>> begin
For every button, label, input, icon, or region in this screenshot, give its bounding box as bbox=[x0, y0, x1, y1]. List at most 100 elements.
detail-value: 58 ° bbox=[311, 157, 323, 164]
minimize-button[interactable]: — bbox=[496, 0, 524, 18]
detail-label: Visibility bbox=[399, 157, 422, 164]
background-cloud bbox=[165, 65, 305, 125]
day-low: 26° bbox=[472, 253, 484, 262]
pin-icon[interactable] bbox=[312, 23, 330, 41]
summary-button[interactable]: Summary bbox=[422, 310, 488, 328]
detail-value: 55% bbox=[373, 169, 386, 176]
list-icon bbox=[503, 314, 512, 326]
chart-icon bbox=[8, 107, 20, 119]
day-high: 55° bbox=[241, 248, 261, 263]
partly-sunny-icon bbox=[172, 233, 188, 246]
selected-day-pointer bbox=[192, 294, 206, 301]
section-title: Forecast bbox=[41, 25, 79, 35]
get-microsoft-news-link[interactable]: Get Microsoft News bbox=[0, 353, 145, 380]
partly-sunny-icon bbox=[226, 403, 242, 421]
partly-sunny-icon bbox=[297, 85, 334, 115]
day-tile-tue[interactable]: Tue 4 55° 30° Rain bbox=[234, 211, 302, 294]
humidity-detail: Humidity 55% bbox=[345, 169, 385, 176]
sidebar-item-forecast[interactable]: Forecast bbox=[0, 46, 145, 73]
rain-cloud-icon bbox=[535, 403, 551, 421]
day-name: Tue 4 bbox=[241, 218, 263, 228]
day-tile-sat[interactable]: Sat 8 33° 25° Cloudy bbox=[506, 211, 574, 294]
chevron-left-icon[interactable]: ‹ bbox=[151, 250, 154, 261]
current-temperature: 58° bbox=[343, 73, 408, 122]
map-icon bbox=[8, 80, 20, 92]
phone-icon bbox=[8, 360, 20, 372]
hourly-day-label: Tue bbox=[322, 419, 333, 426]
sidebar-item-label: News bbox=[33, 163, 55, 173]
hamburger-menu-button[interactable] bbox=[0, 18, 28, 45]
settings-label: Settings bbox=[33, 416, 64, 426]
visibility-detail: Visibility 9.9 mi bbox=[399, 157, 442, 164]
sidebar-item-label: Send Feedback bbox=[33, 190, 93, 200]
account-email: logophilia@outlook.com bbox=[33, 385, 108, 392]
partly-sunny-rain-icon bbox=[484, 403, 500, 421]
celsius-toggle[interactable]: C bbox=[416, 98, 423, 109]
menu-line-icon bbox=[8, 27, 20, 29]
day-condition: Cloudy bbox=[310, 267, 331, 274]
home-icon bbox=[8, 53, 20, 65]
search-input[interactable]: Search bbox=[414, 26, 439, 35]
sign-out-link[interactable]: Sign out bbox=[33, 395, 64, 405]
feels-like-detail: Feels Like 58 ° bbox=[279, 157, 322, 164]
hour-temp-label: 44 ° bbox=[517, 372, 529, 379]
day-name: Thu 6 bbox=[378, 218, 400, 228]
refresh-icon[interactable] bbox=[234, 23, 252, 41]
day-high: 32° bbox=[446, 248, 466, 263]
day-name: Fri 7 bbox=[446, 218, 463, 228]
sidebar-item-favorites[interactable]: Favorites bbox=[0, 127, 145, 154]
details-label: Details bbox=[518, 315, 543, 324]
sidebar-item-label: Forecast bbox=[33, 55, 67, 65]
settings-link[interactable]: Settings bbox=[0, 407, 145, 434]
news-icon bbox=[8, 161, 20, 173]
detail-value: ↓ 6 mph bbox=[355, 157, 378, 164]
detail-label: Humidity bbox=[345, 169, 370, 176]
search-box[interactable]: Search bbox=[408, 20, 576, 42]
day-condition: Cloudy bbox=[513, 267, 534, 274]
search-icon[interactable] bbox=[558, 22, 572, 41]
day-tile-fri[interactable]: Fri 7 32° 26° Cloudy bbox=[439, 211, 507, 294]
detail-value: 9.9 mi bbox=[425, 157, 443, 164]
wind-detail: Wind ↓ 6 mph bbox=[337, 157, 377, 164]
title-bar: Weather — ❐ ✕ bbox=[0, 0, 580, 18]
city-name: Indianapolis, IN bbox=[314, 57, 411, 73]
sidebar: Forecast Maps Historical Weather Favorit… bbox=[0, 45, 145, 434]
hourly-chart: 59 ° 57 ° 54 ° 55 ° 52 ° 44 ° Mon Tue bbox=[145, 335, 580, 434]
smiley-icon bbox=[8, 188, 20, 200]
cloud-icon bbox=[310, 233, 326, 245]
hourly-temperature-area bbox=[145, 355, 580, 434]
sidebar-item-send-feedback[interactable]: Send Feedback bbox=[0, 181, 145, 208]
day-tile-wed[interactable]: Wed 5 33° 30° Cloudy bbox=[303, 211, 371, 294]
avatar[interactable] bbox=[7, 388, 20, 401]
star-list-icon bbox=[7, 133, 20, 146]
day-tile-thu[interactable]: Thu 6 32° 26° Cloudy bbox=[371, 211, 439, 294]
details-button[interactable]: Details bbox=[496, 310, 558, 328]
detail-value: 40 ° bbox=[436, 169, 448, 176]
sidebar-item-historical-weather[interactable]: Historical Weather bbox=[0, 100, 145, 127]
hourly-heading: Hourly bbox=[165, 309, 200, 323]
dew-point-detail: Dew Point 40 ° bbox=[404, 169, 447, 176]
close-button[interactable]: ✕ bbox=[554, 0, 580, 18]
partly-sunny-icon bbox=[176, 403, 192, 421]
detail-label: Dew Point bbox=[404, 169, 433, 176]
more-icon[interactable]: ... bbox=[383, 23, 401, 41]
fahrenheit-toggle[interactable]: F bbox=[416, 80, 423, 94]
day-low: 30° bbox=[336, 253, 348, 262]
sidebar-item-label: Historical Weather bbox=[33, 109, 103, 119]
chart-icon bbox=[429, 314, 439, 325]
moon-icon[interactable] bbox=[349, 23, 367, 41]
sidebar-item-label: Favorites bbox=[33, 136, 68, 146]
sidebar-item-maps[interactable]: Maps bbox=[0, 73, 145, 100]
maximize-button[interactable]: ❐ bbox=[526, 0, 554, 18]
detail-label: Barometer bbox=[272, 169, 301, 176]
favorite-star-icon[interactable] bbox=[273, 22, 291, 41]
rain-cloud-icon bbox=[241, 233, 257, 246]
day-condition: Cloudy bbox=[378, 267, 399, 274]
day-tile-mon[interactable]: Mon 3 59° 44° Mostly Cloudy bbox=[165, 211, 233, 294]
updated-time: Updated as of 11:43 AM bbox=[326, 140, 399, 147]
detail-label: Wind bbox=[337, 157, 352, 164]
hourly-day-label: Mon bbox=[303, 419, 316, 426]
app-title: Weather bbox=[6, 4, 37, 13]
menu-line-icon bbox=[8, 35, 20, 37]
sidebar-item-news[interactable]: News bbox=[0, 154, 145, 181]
>> end
— SHORT PROBLEM —
Return all of the rows above word for word, with nothing changed.

— CORRECT RESPONSE —
For every button, label, input, icon, or region in this screenshot, give its bounding box as bbox=[x0, y0, x1, y1]. List at most 100 elements.
detail-value: 58 ° bbox=[311, 157, 323, 164]
minimize-button[interactable]: — bbox=[496, 0, 524, 18]
detail-label: Visibility bbox=[399, 157, 422, 164]
background-cloud bbox=[165, 65, 305, 125]
day-low: 26° bbox=[472, 253, 484, 262]
pin-icon[interactable] bbox=[312, 23, 330, 41]
summary-button[interactable]: Summary bbox=[422, 310, 488, 328]
detail-value: 55% bbox=[373, 169, 386, 176]
list-icon bbox=[503, 314, 512, 326]
chart-icon bbox=[8, 107, 20, 119]
day-high: 55° bbox=[241, 248, 261, 263]
partly-sunny-icon bbox=[172, 233, 188, 246]
selected-day-pointer bbox=[192, 294, 206, 301]
section-title: Forecast bbox=[41, 25, 79, 35]
get-microsoft-news-link[interactable]: Get Microsoft News bbox=[0, 353, 145, 380]
partly-sunny-icon bbox=[226, 403, 242, 421]
partly-sunny-icon bbox=[297, 85, 334, 115]
day-tile-tue[interactable]: Tue 4 55° 30° Rain bbox=[234, 211, 302, 294]
humidity-detail: Humidity 55% bbox=[345, 169, 385, 176]
sidebar-item-forecast[interactable]: Forecast bbox=[0, 46, 145, 73]
rain-cloud-icon bbox=[535, 403, 551, 421]
day-name: Tue 4 bbox=[241, 218, 263, 228]
day-tile-sat[interactable]: Sat 8 33° 25° Cloudy bbox=[506, 211, 574, 294]
chevron-left-icon[interactable]: ‹ bbox=[151, 250, 154, 261]
current-temperature: 58° bbox=[343, 73, 408, 122]
map-icon bbox=[8, 80, 20, 92]
phone-icon bbox=[8, 360, 20, 372]
hourly-day-label: Tue bbox=[322, 419, 333, 426]
sidebar-item-label: News bbox=[33, 163, 55, 173]
hamburger-menu-button[interactable] bbox=[0, 18, 28, 45]
settings-label: Settings bbox=[33, 416, 64, 426]
visibility-detail: Visibility 9.9 mi bbox=[399, 157, 442, 164]
sidebar-item-label: Send Feedback bbox=[33, 190, 93, 200]
account-email: logophilia@outlook.com bbox=[33, 385, 108, 392]
partly-sunny-rain-icon bbox=[484, 403, 500, 421]
celsius-toggle[interactable]: C bbox=[416, 98, 423, 109]
menu-line-icon bbox=[8, 27, 20, 29]
day-condition: Cloudy bbox=[310, 267, 331, 274]
home-icon bbox=[8, 53, 20, 65]
search-input[interactable]: Search bbox=[414, 26, 439, 35]
sign-out-link[interactable]: Sign out bbox=[33, 395, 64, 405]
feels-like-detail: Feels Like 58 ° bbox=[279, 157, 322, 164]
hour-temp-label: 44 ° bbox=[517, 372, 529, 379]
day-name: Thu 6 bbox=[378, 218, 400, 228]
refresh-icon[interactable] bbox=[234, 23, 252, 41]
day-high: 32° bbox=[446, 248, 466, 263]
day-name: Fri 7 bbox=[446, 218, 463, 228]
sidebar-item-favorites[interactable]: Favorites bbox=[0, 127, 145, 154]
details-label: Details bbox=[518, 315, 543, 324]
sidebar-item-label: Forecast bbox=[33, 55, 67, 65]
settings-link[interactable]: Settings bbox=[0, 407, 145, 434]
news-icon bbox=[8, 161, 20, 173]
detail-value: ↓ 6 mph bbox=[355, 157, 378, 164]
detail-label: Humidity bbox=[345, 169, 370, 176]
search-box[interactable]: Search bbox=[408, 20, 576, 42]
day-condition: Cloudy bbox=[513, 267, 534, 274]
search-icon[interactable] bbox=[558, 22, 572, 41]
day-tile-fri[interactable]: Fri 7 32° 26° Cloudy bbox=[439, 211, 507, 294]
detail-value: 9.9 mi bbox=[425, 157, 443, 164]
wind-detail: Wind ↓ 6 mph bbox=[337, 157, 377, 164]
title-bar: Weather — ❐ ✕ bbox=[0, 0, 580, 18]
city-name: Indianapolis, IN bbox=[314, 57, 411, 73]
sidebar: Forecast Maps Historical Weather Favorit… bbox=[0, 45, 145, 434]
hourly-chart: 59 ° 57 ° 54 ° 55 ° 52 ° 44 ° Mon Tue bbox=[145, 335, 580, 434]
smiley-icon bbox=[8, 188, 20, 200]
cloud-icon bbox=[310, 233, 326, 245]
hourly-temperature-area bbox=[145, 355, 580, 434]
sidebar-item-send-feedback[interactable]: Send Feedback bbox=[0, 181, 145, 208]
day-tile-wed[interactable]: Wed 5 33° 30° Cloudy bbox=[303, 211, 371, 294]
avatar[interactable] bbox=[7, 388, 20, 401]
star-list-icon bbox=[7, 133, 20, 146]
day-tile-thu[interactable]: Thu 6 32° 26° Cloudy bbox=[371, 211, 439, 294]
details-button[interactable]: Details bbox=[496, 310, 558, 328]
detail-value: 40 ° bbox=[436, 169, 448, 176]
sidebar-item-historical-weather[interactable]: Historical Weather bbox=[0, 100, 145, 127]
hourly-heading: Hourly bbox=[165, 309, 200, 323]
dew-point-detail: Dew Point 40 ° bbox=[404, 169, 447, 176]
close-button[interactable]: ✕ bbox=[554, 0, 580, 18]
partly-sunny-icon bbox=[176, 403, 192, 421]
detail-label: Dew Point bbox=[404, 169, 433, 176]
more-icon[interactable]: ... bbox=[383, 23, 401, 41]
fahrenheit-toggle[interactable]: F bbox=[416, 80, 423, 94]
day-low: 30° bbox=[336, 253, 348, 262]
sidebar-item-label: Historical Weather bbox=[33, 109, 103, 119]
chart-icon bbox=[429, 314, 439, 325]
moon-icon[interactable] bbox=[349, 23, 367, 41]
sidebar-item-label: Favorites bbox=[33, 136, 68, 146]
sidebar-item-maps[interactable]: Maps bbox=[0, 73, 145, 100]
maximize-button[interactable]: ❐ bbox=[526, 0, 554, 18]
detail-label: Barometer bbox=[272, 169, 301, 176]
favorite-star-icon[interactable] bbox=[273, 22, 291, 41]
rain-cloud-icon bbox=[241, 233, 257, 246]
day-condition: Cloudy bbox=[378, 267, 399, 274]
day-tile-mon[interactable]: Mon 3 59° 44° Mostly Cloudy bbox=[165, 211, 233, 294]
updated-time: Updated as of 11:43 AM bbox=[326, 140, 399, 147]
detail-label: Wind bbox=[337, 157, 352, 164]
hourly-day-label: Mon bbox=[303, 419, 316, 426]
app-title: Weather bbox=[6, 4, 37, 13]
menu-line-icon bbox=[8, 35, 20, 37]
sidebar-item-news[interactable]: News bbox=[0, 154, 145, 181]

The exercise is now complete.